Given request: Copy out the whole listing exactly as written, leaving the pictures behind.

Data provided:
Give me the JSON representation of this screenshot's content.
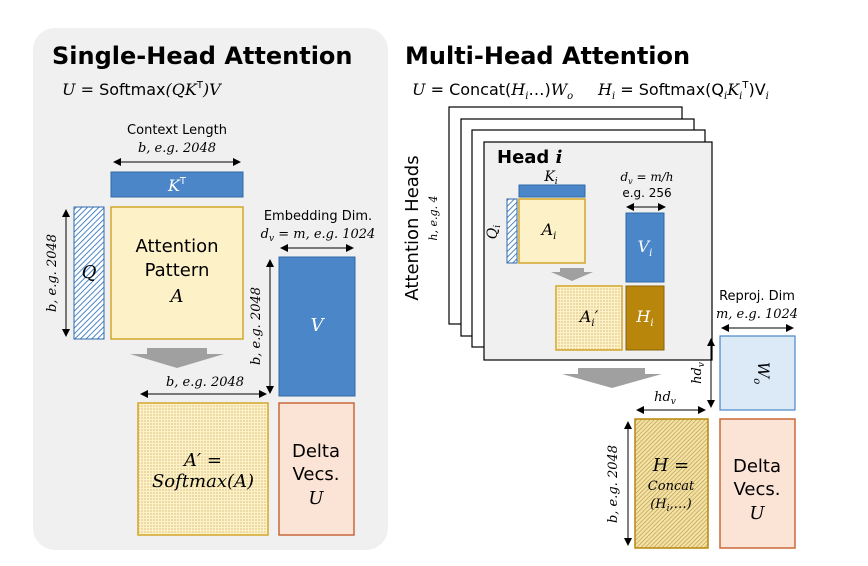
{
  "single": {
    "title": "Single-Head Attention",
    "formula_prefix": "U = ",
    "formula_fn": "Softmax",
    "formula_args": "(QK",
    "formula_sup": "T",
    "formula_end": ")V",
    "context_label": "Context Length",
    "context_value": "b, e.g. 2048",
    "kt_label": "K",
    "kt_sup": "T",
    "q_label": "Q",
    "b_vertical": "b, e.g. 2048",
    "attention_line1": "Attention",
    "attention_line2": "Pattern",
    "attention_line3": "A",
    "embedding_label": "Embedding Dim.",
    "embedding_value": "d",
    "embedding_sub": "v",
    "embedding_rest": " = m, e.g. 1024",
    "v_label": "V",
    "v_b_vertical": "b, e.g. 2048",
    "bottom_b": "b, e.g. 2048",
    "aprime_line1": "A′ =",
    "aprime_line2": "Softmax(A)",
    "delta_line1": "Delta",
    "delta_line2": "Vecs.",
    "delta_line3": "U"
  },
  "multi": {
    "title": "Multi-Head Attention",
    "formula1": "U = Concat(H",
    "formula1_sub": "i",
    "formula1_end": "…)W",
    "formula1_sub2": "o",
    "formula2": "H",
    "formula2_sub": "i",
    "formula2_mid": " = Softmax(Q",
    "formula2_sub2": "i",
    "formula2_k": "K",
    "formula2_sub3": "i",
    "formula2_sup": "T",
    "formula2_end": ")V",
    "formula2_sub4": "i",
    "heads_label": "Attention Heads",
    "heads_value": "h, e.g. 4",
    "head_title": "Head ",
    "head_i": "i",
    "ki_label": "K",
    "ki_sub": "i",
    "qi_label": "Q",
    "qi_sub": "i",
    "ai_label": "A",
    "ai_sub": "i",
    "dv_label": "d",
    "dv_sub": "v",
    "dv_rest": " = m/h",
    "dv_value": "e.g. 256",
    "vi_label": "V",
    "vi_sub": "i",
    "aip_label": "A",
    "aip_sub": "i",
    "aip_prime": "′",
    "hi_label": "H",
    "hi_sub": "i",
    "reproj_label": "Reproj. Dim",
    "reproj_value": "m, e.g. 1024",
    "hdv_left": "hd",
    "hdv_left_sub": "v",
    "wo_label": "W",
    "wo_sub": "o",
    "hdv_top": "hd",
    "hdv_top_sub": "v",
    "h_b_vertical": "b, e.g. 2048",
    "h_line1": "H =",
    "h_line2": "Concat",
    "h_line3": "(H",
    "h_line3_sub": "i",
    "h_line3_end": ",…)",
    "delta_line1": "Delta",
    "delta_line2": "Vecs.",
    "delta_line3": "U"
  },
  "colors": {
    "panel_bg": "#f0f0f0",
    "blue": "#4a86c8",
    "blue_dark": "#2f6aa8",
    "yellow_fill": "#fdf1c8",
    "yellow_border": "#d4a52a",
    "gold": "#b8860b",
    "peach": "#fbe3d5",
    "peach_border": "#c8693a",
    "light_blue": "#dce9f7",
    "arrow_gray": "#a0a0a0"
  }
}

Response:
Give me the JSON representation of this screenshot's content.
{
  "single": {
    "title": "Single-Head Attention",
    "formula_prefix": "U = ",
    "formula_fn": "Softmax",
    "formula_args": "(QK",
    "formula_sup": "T",
    "formula_end": ")V",
    "context_label": "Context Length",
    "context_value": "b, e.g. 2048",
    "kt_label": "K",
    "kt_sup": "T",
    "q_label": "Q",
    "b_vertical": "b, e.g. 2048",
    "attention_line1": "Attention",
    "attention_line2": "Pattern",
    "attention_line3": "A",
    "embedding_label": "Embedding Dim.",
    "embedding_value": "d",
    "embedding_sub": "v",
    "embedding_rest": " = m, e.g. 1024",
    "v_label": "V",
    "v_b_vertical": "b, e.g. 2048",
    "bottom_b": "b, e.g. 2048",
    "aprime_line1": "A′ =",
    "aprime_line2": "Softmax(A)",
    "delta_line1": "Delta",
    "delta_line2": "Vecs.",
    "delta_line3": "U"
  },
  "multi": {
    "title": "Multi-Head Attention",
    "formula1": "U = Concat(H",
    "formula1_sub": "i",
    "formula1_end": "…)W",
    "formula1_sub2": "o",
    "formula2": "H",
    "formula2_sub": "i",
    "formula2_mid": " = Softmax(Q",
    "formula2_sub2": "i",
    "formula2_k": "K",
    "formula2_sub3": "i",
    "formula2_sup": "T",
    "formula2_end": ")V",
    "formula2_sub4": "i",
    "heads_label": "Attention Heads",
    "heads_value": "h, e.g. 4",
    "head_title": "Head ",
    "head_i": "i",
    "ki_label": "K",
    "ki_sub": "i",
    "qi_label": "Q",
    "qi_sub": "i",
    "ai_label": "A",
    "ai_sub": "i",
    "dv_label": "d",
    "dv_sub": "v",
    "dv_rest": " = m/h",
    "dv_value": "e.g. 256",
    "vi_label": "V",
    "vi_sub": "i",
    "aip_label": "A",
    "aip_sub": "i",
    "aip_prime": "′",
    "hi_label": "H",
    "hi_sub": "i",
    "reproj_label": "Reproj. Dim",
    "reproj_value": "m, e.g. 1024",
    "hdv_left": "hd",
    "hdv_left_sub": "v",
    "wo_label": "W",
    "wo_sub": "o",
    "hdv_top": "hd",
    "hdv_top_sub": "v",
    "h_b_vertical": "b, e.g. 2048",
    "h_line1": "H =",
    "h_line2": "Concat",
    "h_line3": "(H",
    "h_line3_sub": "i",
    "h_line3_end": ",…)",
    "delta_line1": "Delta",
    "delta_line2": "Vecs.",
    "delta_line3": "U"
  },
  "colors": {
    "panel_bg": "#f0f0f0",
    "blue": "#4a86c8",
    "blue_dark": "#2f6aa8",
    "yellow_fill": "#fdf1c8",
    "yellow_border": "#d4a52a",
    "gold": "#b8860b",
    "peach": "#fbe3d5",
    "peach_border": "#c8693a",
    "light_blue": "#dce9f7",
    "arrow_gray": "#a0a0a0"
  }
}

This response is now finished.